§ Data extract:
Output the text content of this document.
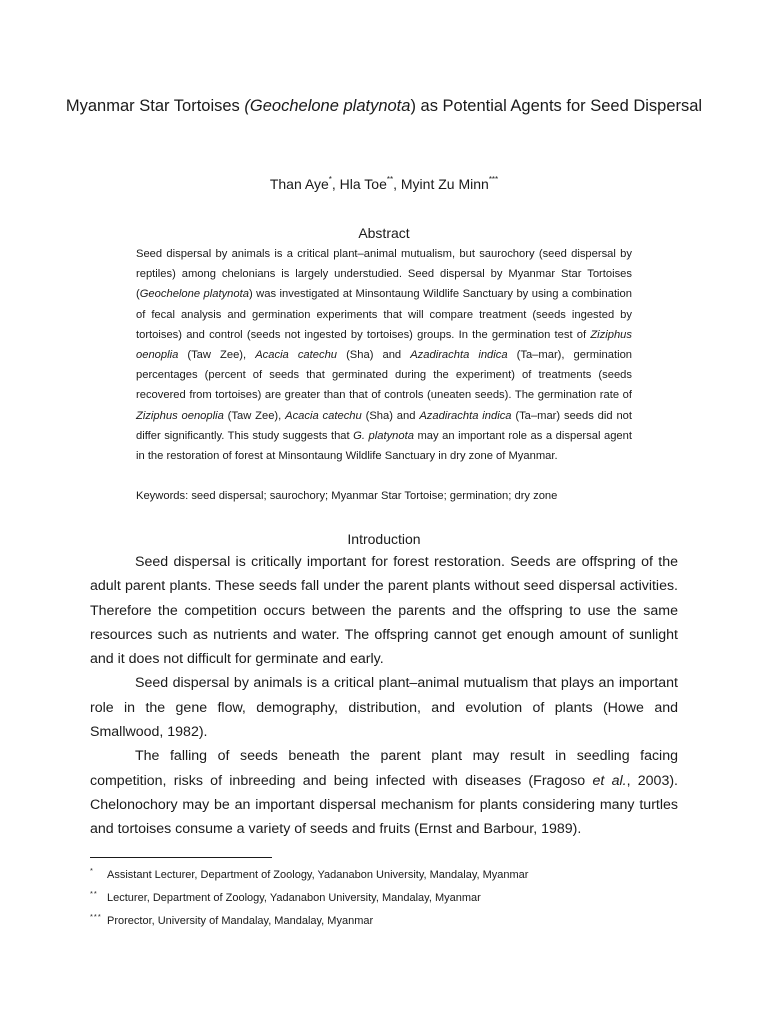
Myanmar Star Tortoises (Geochelone platynota) as Potential Agents for Seed Dispersal
Than Aye*, Hla Toe**, Myint Zu Minn***
Abstract

Seed dispersal by animals is a critical plant–animal mutualism, but saurochory (seed dispersal by reptiles) among chelonians is largely understudied. Seed dispersal by Myanmar Star Tortoises (Geochelone platynota) was investigated at Minsontaung Wildlife Sanctuary by using a combination of fecal analysis and germination experiments that will compare treatment (seeds ingested by tortoises) and control (seeds not ingested by tortoises) groups. In the germination test of Ziziphus oenoplia (Taw Zee), Acacia catechu (Sha) and Azadirachta indica (Ta–mar), germination percentages (percent of seeds that germinated during the experiment) of treatments (seeds recovered from tortoises) are greater than that of controls (uneaten seeds). The germination rate of Ziziphus oenoplia (Taw Zee), Acacia catechu (Sha) and Azadirachta indica (Ta–mar) seeds did not differ significantly. This study suggests that G. platynota may an important role as a dispersal agent in the restoration of forest at Minsontaung Wildlife Sanctuary in dry zone of Myanmar.

Keywords: seed dispersal; saurochory; Myanmar Star Tortoise; germination; dry zone
Introduction

Seed dispersal is critically important for forest restoration. Seeds are offspring of the adult parent plants. These seeds fall under the parent plants without seed dispersal activities. Therefore the competition occurs between the parents and the offspring to use the same resources such as nutrients and water. The offspring cannot get enough amount of sunlight and it does not difficult for germinate and early.

Seed dispersal by animals is a critical plant–animal mutualism that plays an important role in the gene flow, demography, distribution, and evolution of plants (Howe and Smallwood, 1982).

The falling of seeds beneath the parent plant may result in seedling facing competition, risks of inbreeding and being infected with diseases (Fragoso et al., 2003). Chelonochory may be an important dispersal mechanism for plants considering many turtles and tortoises consume a variety of seeds and fruits (Ernst and Barbour, 1989).

*	Assistant Lecturer, Department of Zoology, Yadanabon University, Mandalay, Myanmar
** Lecturer, Department of Zoology, Yadanabon University, Mandalay, Myanmar
*** Prorector, University of Mandalay, Mandalay, Myanmar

§ What you should do:
Scan the material for lines with the word "Zoology". Reply with how many there are, number only.

§ Response area:
2